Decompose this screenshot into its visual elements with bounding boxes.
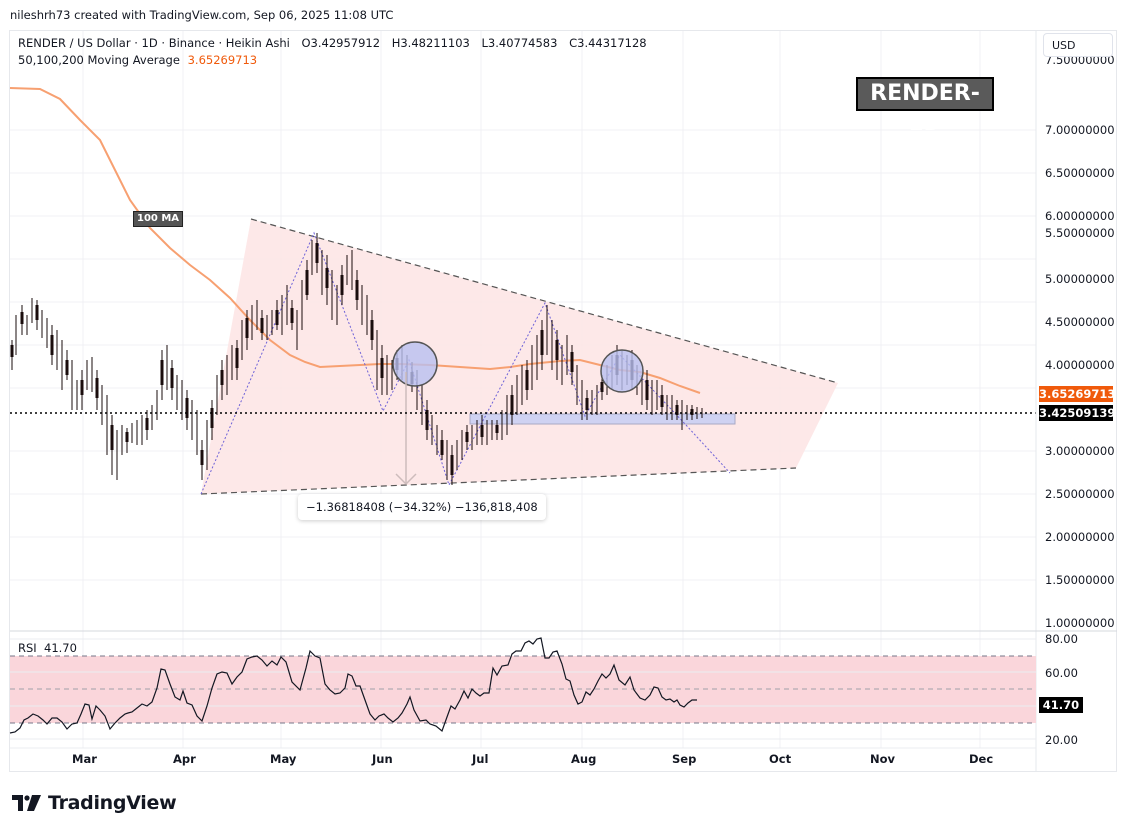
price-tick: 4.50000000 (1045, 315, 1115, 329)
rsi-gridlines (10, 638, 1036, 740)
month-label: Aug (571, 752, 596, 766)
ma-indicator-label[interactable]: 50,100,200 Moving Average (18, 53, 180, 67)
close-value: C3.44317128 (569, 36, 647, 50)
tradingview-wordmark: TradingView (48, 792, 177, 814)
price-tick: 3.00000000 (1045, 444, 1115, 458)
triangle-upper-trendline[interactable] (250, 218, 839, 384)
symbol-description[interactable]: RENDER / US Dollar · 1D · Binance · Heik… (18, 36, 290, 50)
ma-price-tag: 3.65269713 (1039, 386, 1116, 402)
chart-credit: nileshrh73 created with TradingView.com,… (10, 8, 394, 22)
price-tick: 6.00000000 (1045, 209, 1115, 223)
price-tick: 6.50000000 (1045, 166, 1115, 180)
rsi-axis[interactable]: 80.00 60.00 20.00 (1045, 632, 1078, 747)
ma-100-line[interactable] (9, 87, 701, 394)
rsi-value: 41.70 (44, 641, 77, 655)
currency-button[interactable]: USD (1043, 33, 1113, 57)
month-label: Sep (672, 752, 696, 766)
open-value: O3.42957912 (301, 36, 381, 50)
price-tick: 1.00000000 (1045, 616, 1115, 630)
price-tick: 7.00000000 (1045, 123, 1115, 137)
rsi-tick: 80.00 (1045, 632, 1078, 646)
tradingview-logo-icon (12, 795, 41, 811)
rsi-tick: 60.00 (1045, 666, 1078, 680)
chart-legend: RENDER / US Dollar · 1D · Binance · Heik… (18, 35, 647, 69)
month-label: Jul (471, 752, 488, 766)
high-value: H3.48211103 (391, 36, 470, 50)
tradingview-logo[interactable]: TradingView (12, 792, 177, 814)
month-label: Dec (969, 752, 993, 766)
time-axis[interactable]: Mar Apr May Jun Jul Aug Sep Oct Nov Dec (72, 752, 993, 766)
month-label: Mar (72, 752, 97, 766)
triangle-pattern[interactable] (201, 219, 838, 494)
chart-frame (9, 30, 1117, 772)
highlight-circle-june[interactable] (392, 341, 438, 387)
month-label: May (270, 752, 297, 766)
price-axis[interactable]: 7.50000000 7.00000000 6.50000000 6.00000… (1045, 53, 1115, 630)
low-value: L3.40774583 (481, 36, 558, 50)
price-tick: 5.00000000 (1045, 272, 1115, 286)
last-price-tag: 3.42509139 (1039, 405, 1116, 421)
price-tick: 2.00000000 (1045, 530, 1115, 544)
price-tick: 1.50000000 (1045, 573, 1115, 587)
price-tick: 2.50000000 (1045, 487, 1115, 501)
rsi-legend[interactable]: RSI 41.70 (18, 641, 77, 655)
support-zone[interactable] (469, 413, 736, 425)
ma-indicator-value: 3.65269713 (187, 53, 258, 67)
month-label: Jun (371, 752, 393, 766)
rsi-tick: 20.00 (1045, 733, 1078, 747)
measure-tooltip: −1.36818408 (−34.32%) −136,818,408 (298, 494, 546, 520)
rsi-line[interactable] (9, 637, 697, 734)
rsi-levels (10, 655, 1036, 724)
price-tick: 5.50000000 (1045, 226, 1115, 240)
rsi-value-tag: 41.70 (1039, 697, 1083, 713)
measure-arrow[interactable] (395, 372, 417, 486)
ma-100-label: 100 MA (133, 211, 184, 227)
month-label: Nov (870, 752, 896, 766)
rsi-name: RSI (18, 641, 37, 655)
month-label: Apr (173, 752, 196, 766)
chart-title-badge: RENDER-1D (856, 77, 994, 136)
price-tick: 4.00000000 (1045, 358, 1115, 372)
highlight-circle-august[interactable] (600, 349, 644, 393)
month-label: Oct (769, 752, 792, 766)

» **Aim**: Starting with the line with "price-tick: 4.50000000 (1045, 315, 1115, 329)" and going on through the line with "rsi-legend[interactable]: RSI 41.70", rewrite those rows with every "month-label" changed to "axis-month" and nothing else altered. Return only those lines.

» **Worked answer**:
price-tick: 4.50000000 (1045, 315, 1115, 329)
rsi-gridlines (10, 638, 1036, 740)
axis-month: Aug (571, 752, 596, 766)
ma-indicator-label[interactable]: 50,100,200 Moving Average (18, 53, 180, 67)
close-value: C3.44317128 (569, 36, 647, 50)
tradingview-wordmark: TradingView (48, 792, 177, 814)
price-tick: 3.00000000 (1045, 444, 1115, 458)
triangle-upper-trendline[interactable] (250, 218, 839, 384)
symbol-description[interactable]: RENDER / US Dollar · 1D · Binance · Heik… (18, 36, 290, 50)
ma-price-tag: 3.65269713 (1039, 386, 1116, 402)
chart-credit: nileshrh73 created with TradingView.com,… (10, 8, 394, 22)
price-tick: 6.00000000 (1045, 209, 1115, 223)
price-tick: 6.50000000 (1045, 166, 1115, 180)
rsi-axis[interactable]: 80.00 60.00 20.00 (1045, 632, 1078, 747)
ma-100-line[interactable] (9, 87, 701, 394)
rsi-value: 41.70 (44, 641, 77, 655)
currency-button[interactable]: USD (1043, 33, 1113, 57)
axis-month: Sep (672, 752, 696, 766)
open-value: O3.42957912 (301, 36, 381, 50)
price-tick: 1.00000000 (1045, 616, 1115, 630)
price-tick: 7.00000000 (1045, 123, 1115, 137)
rsi-tick: 80.00 (1045, 632, 1078, 646)
tradingview-logo-icon (12, 795, 41, 811)
rsi-tick: 60.00 (1045, 666, 1078, 680)
chart-legend: RENDER / US Dollar · 1D · Binance · Heik… (18, 35, 647, 69)
axis-month: Jul (471, 752, 488, 766)
high-value: H3.48211103 (391, 36, 470, 50)
tradingview-logo[interactable]: TradingView (12, 792, 177, 814)
axis-month: Dec (969, 752, 993, 766)
time-axis[interactable]: Mar Apr May Jun Jul Aug Sep Oct Nov Dec (72, 752, 993, 766)
axis-month: Mar (72, 752, 97, 766)
triangle-pattern[interactable] (201, 219, 838, 494)
chart-frame (9, 30, 1117, 772)
highlight-circle-june[interactable] (392, 341, 438, 387)
axis-month: May (270, 752, 297, 766)
price-axis[interactable]: 7.50000000 7.00000000 6.50000000 6.00000… (1045, 53, 1115, 630)
low-value: L3.40774583 (481, 36, 558, 50)
price-tick: 5.00000000 (1045, 272, 1115, 286)
last-price-tag: 3.42509139 (1039, 405, 1116, 421)
price-tick: 2.00000000 (1045, 530, 1115, 544)
price-tick: 1.50000000 (1045, 573, 1115, 587)
price-tick: 2.50000000 (1045, 487, 1115, 501)
rsi-legend[interactable]: RSI 41.70 (18, 641, 77, 655)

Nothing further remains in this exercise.